◆ SET PROBLEM ◆
How many lines in the records contain the string "document"? Reply with the number alone.
BEGIN
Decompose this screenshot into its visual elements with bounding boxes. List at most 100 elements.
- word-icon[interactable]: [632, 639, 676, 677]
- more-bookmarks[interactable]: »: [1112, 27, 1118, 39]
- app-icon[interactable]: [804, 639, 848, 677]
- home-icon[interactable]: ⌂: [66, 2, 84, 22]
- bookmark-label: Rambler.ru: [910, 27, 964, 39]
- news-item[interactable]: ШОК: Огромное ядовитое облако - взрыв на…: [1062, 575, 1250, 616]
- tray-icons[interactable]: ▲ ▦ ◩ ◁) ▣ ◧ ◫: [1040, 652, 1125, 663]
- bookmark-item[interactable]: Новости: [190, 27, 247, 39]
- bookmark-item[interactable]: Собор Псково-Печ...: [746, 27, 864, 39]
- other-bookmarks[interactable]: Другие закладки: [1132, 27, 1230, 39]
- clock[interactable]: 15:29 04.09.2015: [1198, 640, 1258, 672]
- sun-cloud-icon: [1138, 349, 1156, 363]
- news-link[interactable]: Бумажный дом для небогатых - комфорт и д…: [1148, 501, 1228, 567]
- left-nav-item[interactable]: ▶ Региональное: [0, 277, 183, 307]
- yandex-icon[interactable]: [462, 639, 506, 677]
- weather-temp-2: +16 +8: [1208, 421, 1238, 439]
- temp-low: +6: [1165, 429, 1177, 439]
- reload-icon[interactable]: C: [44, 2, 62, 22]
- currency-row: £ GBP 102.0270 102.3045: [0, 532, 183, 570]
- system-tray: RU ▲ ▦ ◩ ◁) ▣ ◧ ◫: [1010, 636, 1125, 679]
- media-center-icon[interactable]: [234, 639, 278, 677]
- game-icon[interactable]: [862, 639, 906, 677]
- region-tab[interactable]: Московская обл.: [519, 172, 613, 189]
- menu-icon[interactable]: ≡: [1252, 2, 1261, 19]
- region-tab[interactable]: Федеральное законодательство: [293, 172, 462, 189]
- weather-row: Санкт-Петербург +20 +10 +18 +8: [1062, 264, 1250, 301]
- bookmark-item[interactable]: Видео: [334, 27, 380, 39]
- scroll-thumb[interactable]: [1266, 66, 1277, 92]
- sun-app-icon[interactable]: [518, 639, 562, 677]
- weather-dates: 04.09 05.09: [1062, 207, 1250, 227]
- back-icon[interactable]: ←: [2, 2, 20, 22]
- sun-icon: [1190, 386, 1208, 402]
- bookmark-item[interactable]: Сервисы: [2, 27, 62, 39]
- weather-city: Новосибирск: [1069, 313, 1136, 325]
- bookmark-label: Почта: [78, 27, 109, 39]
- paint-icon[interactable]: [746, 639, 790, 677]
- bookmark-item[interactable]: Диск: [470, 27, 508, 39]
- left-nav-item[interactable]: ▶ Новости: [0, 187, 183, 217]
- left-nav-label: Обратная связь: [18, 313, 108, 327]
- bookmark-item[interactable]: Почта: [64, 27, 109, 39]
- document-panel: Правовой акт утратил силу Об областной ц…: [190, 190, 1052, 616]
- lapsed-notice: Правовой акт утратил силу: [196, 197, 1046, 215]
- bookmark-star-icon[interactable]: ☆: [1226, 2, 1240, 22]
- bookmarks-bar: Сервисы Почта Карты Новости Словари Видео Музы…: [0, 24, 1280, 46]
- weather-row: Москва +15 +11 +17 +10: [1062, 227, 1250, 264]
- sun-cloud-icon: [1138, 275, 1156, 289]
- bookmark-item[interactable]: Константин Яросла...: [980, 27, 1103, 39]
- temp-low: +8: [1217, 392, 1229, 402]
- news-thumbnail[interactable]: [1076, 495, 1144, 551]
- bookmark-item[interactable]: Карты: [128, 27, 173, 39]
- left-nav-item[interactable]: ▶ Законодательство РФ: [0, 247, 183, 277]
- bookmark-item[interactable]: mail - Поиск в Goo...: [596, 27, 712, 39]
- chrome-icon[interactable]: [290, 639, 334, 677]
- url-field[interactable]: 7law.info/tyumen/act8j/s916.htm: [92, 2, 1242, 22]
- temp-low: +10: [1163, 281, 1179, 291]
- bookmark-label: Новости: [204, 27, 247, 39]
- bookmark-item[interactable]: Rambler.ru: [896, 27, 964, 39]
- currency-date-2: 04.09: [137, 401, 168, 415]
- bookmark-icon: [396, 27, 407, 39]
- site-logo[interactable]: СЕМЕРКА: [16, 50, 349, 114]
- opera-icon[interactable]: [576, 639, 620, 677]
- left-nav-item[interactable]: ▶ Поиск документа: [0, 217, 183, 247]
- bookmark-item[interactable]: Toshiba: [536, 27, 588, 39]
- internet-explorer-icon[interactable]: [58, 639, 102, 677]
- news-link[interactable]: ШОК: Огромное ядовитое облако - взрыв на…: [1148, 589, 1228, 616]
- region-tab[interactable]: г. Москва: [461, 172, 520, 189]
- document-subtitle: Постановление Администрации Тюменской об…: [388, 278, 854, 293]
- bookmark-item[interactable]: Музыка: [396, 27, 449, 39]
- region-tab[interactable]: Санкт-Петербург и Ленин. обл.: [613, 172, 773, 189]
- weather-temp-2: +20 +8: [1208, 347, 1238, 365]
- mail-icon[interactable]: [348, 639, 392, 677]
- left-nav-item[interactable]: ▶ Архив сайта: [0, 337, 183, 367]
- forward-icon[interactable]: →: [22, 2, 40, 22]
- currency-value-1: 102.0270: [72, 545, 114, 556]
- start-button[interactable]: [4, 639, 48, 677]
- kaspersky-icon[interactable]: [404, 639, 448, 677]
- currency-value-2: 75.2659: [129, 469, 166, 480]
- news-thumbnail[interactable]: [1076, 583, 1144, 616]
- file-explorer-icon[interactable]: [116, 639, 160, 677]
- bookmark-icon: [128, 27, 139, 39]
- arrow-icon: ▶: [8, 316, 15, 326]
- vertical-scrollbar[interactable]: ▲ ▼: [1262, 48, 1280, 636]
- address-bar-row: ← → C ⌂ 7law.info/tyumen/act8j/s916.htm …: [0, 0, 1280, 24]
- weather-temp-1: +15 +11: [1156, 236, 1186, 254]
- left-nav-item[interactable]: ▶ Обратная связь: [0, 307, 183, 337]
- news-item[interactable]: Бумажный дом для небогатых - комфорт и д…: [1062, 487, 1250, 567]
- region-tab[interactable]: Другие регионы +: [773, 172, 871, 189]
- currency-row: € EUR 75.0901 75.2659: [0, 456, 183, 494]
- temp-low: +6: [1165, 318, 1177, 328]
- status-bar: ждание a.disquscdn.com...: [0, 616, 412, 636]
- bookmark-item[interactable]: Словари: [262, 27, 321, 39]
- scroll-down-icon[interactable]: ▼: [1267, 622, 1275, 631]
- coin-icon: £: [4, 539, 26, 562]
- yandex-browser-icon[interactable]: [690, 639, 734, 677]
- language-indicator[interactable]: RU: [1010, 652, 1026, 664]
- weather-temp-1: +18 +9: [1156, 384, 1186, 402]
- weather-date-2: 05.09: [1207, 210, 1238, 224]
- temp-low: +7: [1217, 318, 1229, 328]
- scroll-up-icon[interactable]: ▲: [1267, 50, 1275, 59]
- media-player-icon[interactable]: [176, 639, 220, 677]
END
◆ ANSWER TO THE EXERCISE ◆
2